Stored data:
[start]

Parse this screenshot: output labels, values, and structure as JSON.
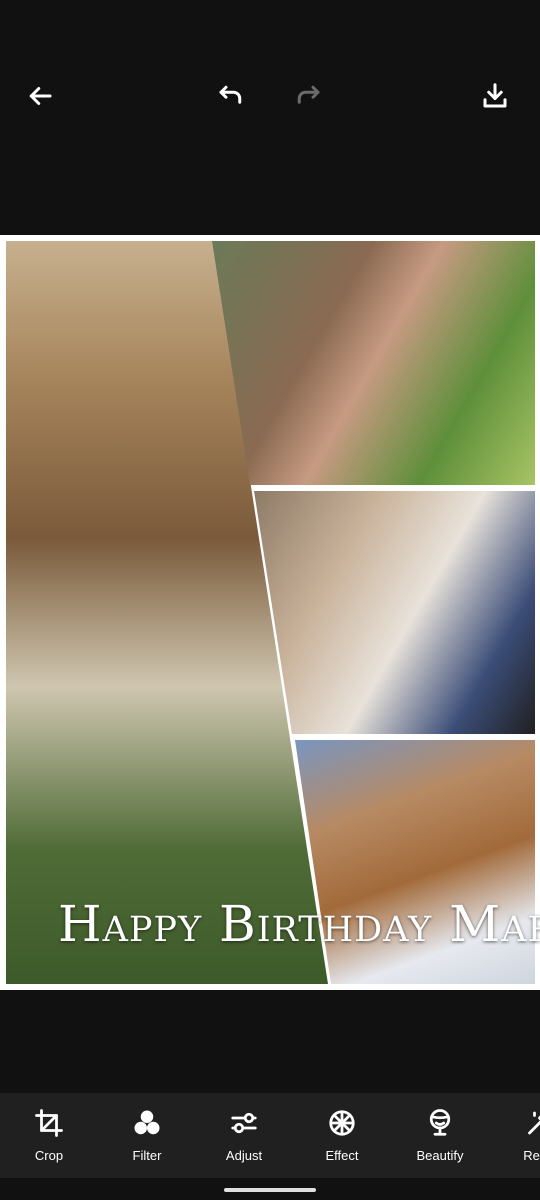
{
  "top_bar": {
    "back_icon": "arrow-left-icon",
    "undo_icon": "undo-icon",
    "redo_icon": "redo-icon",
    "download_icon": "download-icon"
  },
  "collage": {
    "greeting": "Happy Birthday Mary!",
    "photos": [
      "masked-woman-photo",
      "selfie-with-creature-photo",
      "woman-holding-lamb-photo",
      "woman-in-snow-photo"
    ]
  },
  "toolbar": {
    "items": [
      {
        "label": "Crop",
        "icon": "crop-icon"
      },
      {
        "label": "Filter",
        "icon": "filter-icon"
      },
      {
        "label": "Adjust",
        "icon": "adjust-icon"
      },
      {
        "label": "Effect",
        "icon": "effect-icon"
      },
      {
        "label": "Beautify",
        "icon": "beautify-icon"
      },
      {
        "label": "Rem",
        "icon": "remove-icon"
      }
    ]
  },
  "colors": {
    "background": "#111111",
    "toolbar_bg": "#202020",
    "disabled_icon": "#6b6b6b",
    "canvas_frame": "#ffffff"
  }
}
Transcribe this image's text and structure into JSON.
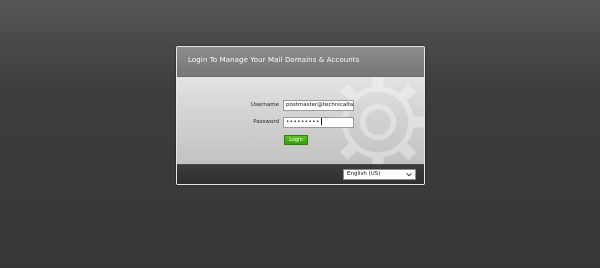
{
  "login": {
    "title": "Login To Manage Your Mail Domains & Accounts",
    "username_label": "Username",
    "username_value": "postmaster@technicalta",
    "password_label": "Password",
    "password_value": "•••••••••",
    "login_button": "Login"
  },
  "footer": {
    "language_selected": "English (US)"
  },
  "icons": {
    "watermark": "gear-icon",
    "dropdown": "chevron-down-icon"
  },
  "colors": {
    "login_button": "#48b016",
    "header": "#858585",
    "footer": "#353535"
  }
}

[end]

## Aim
Copy each line of the records precisely and drop any images they hold.

## Solution to the exercise
Parse this screenshot: output labels, values, and structure as JSON.
{
  "top_bar": {
    "back_icon": "arrow-left-icon",
    "undo_icon": "undo-icon",
    "redo_icon": "redo-icon",
    "download_icon": "download-icon"
  },
  "collage": {
    "greeting": "Happy Birthday Mary!",
    "photos": [
      "masked-woman-photo",
      "selfie-with-creature-photo",
      "woman-holding-lamb-photo",
      "woman-in-snow-photo"
    ]
  },
  "toolbar": {
    "items": [
      {
        "label": "Crop",
        "icon": "crop-icon"
      },
      {
        "label": "Filter",
        "icon": "filter-icon"
      },
      {
        "label": "Adjust",
        "icon": "adjust-icon"
      },
      {
        "label": "Effect",
        "icon": "effect-icon"
      },
      {
        "label": "Beautify",
        "icon": "beautify-icon"
      },
      {
        "label": "Rem",
        "icon": "remove-icon"
      }
    ]
  },
  "colors": {
    "background": "#111111",
    "toolbar_bg": "#202020",
    "disabled_icon": "#6b6b6b",
    "canvas_frame": "#ffffff"
  }
}
Transcribe this image's text and structure into JSON.
{
  "login": {
    "title": "Login To Manage Your Mail Domains & Accounts",
    "username_label": "Username",
    "username_value": "postmaster@technicalta",
    "password_label": "Password",
    "password_value": "•••••••••",
    "login_button": "Login"
  },
  "footer": {
    "language_selected": "English (US)"
  },
  "icons": {
    "watermark": "gear-icon",
    "dropdown": "chevron-down-icon"
  },
  "colors": {
    "login_button": "#48b016",
    "header": "#858585",
    "footer": "#353535"
  }
}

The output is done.